◆ Stated goal: Of all the lines in the records below, how many hold the word "Фосфатное"? Give the number alone.

◆ Stored records:
[Begin]
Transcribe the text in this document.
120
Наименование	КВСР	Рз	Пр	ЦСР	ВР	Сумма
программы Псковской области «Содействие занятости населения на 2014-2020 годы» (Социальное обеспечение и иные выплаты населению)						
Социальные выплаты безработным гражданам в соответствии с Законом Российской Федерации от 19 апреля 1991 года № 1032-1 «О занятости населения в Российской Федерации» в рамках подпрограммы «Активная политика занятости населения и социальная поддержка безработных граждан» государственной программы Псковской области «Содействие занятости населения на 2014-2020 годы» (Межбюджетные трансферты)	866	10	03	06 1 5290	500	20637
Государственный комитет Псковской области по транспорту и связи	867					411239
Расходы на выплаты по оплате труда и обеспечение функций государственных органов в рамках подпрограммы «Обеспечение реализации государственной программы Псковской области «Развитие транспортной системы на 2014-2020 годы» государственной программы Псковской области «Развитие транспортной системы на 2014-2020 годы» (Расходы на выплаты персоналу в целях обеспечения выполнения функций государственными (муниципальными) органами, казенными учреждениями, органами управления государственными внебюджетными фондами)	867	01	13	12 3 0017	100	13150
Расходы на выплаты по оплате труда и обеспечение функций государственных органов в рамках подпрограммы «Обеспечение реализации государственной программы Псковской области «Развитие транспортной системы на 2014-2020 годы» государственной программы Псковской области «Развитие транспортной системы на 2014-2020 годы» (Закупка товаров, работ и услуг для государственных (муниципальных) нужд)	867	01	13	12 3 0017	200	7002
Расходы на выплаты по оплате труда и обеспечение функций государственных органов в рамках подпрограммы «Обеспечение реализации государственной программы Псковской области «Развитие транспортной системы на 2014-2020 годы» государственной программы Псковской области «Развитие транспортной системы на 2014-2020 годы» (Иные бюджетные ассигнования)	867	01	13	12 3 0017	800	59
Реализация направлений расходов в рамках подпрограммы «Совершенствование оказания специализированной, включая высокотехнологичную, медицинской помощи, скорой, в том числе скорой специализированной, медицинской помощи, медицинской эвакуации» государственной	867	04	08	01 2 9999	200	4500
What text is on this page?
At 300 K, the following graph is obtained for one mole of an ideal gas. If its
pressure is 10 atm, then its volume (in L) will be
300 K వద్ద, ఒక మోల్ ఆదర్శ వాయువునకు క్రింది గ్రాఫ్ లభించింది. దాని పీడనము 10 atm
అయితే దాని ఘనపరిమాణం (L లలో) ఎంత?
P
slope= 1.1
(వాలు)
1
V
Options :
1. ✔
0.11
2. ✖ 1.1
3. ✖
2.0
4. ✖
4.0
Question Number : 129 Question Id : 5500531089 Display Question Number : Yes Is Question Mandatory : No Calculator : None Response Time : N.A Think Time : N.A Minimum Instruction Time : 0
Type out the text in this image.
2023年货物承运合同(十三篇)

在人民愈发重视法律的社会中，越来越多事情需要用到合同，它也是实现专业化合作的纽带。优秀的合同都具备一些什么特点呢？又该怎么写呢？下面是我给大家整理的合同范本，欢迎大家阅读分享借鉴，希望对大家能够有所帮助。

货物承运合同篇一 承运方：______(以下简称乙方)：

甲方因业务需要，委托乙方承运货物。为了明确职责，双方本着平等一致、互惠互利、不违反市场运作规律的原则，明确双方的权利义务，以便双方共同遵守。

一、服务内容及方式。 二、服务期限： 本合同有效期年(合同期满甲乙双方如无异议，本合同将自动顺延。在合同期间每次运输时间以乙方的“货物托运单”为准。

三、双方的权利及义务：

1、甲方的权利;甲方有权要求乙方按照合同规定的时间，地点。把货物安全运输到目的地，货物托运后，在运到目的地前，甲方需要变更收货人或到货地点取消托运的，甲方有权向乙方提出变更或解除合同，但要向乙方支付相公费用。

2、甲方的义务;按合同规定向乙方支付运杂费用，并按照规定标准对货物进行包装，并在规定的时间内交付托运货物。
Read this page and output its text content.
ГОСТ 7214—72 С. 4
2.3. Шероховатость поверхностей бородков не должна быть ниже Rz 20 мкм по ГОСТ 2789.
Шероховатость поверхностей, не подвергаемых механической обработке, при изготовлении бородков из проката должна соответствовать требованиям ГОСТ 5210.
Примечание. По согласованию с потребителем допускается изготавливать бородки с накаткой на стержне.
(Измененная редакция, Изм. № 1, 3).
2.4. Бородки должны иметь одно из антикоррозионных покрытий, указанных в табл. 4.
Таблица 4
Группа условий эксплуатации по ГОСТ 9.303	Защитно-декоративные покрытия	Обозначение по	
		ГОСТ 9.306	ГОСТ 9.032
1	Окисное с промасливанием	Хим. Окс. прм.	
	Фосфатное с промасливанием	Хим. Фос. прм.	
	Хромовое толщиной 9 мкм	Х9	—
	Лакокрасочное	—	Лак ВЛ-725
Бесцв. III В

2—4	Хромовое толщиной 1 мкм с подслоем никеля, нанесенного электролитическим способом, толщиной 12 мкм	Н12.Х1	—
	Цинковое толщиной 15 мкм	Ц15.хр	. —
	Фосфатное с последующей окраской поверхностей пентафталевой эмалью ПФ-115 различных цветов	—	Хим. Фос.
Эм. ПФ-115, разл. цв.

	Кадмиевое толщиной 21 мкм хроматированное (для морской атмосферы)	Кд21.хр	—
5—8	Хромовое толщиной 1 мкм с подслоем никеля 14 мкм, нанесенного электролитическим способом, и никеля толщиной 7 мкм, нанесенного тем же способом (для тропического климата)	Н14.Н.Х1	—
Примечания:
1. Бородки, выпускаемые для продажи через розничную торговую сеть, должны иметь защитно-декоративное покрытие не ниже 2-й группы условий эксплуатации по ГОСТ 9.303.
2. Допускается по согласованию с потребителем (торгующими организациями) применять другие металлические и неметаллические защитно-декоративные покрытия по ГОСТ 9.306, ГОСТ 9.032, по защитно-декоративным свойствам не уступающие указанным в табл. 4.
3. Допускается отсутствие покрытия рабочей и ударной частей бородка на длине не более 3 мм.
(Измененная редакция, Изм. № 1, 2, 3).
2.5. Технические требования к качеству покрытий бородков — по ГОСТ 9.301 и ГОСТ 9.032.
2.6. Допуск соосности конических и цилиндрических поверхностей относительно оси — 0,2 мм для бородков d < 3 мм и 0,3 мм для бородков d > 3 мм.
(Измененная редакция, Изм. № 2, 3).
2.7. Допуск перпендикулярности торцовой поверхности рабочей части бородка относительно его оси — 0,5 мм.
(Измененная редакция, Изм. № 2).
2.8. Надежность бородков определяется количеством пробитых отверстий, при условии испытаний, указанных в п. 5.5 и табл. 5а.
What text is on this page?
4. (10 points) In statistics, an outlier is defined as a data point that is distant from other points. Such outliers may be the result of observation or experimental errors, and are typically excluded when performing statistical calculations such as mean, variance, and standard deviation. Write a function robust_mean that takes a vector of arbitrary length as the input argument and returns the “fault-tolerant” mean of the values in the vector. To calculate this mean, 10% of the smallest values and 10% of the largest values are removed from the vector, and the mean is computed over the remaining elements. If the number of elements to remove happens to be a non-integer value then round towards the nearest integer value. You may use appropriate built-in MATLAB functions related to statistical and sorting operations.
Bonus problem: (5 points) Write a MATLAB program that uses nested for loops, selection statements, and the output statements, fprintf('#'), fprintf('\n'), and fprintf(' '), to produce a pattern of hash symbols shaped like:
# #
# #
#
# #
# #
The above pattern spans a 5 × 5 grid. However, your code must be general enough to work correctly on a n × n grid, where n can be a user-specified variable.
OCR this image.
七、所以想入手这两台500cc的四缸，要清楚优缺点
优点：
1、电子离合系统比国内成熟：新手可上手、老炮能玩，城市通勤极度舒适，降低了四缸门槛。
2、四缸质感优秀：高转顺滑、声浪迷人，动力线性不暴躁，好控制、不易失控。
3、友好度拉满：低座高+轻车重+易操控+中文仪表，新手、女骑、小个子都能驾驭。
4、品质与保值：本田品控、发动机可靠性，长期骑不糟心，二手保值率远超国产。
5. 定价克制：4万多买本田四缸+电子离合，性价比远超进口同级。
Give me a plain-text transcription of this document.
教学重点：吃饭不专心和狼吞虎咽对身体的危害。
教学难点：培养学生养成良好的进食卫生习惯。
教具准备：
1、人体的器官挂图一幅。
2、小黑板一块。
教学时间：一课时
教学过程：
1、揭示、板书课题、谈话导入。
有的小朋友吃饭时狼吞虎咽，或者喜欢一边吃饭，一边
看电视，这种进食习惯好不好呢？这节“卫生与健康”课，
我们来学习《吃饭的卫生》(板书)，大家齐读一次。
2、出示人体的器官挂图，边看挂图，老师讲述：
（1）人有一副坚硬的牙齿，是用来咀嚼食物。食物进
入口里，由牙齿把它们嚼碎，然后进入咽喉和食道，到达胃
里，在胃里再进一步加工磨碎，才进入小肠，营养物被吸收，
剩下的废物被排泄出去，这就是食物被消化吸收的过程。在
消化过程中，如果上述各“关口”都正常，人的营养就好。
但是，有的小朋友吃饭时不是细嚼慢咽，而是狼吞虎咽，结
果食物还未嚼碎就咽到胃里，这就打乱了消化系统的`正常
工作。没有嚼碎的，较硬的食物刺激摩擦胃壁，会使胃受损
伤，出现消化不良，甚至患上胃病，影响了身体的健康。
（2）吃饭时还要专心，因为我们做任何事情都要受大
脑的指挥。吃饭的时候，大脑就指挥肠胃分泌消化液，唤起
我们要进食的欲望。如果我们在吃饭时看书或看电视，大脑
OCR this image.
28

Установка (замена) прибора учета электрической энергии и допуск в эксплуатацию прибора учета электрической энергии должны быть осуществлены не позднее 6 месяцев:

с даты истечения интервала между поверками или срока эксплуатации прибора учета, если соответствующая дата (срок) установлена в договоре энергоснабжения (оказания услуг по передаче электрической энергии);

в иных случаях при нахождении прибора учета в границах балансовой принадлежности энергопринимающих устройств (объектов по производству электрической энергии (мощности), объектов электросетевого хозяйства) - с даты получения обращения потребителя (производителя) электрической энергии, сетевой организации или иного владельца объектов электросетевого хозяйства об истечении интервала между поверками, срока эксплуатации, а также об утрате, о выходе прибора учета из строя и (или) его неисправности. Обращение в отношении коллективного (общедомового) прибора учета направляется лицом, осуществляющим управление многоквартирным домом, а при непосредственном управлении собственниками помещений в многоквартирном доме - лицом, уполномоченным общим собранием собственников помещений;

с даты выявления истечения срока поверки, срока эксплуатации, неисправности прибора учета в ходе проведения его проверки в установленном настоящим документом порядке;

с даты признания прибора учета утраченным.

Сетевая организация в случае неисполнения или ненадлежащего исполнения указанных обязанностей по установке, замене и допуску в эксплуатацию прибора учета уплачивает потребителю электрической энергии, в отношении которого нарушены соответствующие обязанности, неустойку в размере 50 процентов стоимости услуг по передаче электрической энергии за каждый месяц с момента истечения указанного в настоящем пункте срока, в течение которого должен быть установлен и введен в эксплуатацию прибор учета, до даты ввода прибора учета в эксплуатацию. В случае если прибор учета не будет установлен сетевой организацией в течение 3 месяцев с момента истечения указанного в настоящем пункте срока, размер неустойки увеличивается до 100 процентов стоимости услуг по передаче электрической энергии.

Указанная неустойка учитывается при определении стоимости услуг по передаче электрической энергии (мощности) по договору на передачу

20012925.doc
[End]
◆ Answer to the task: 2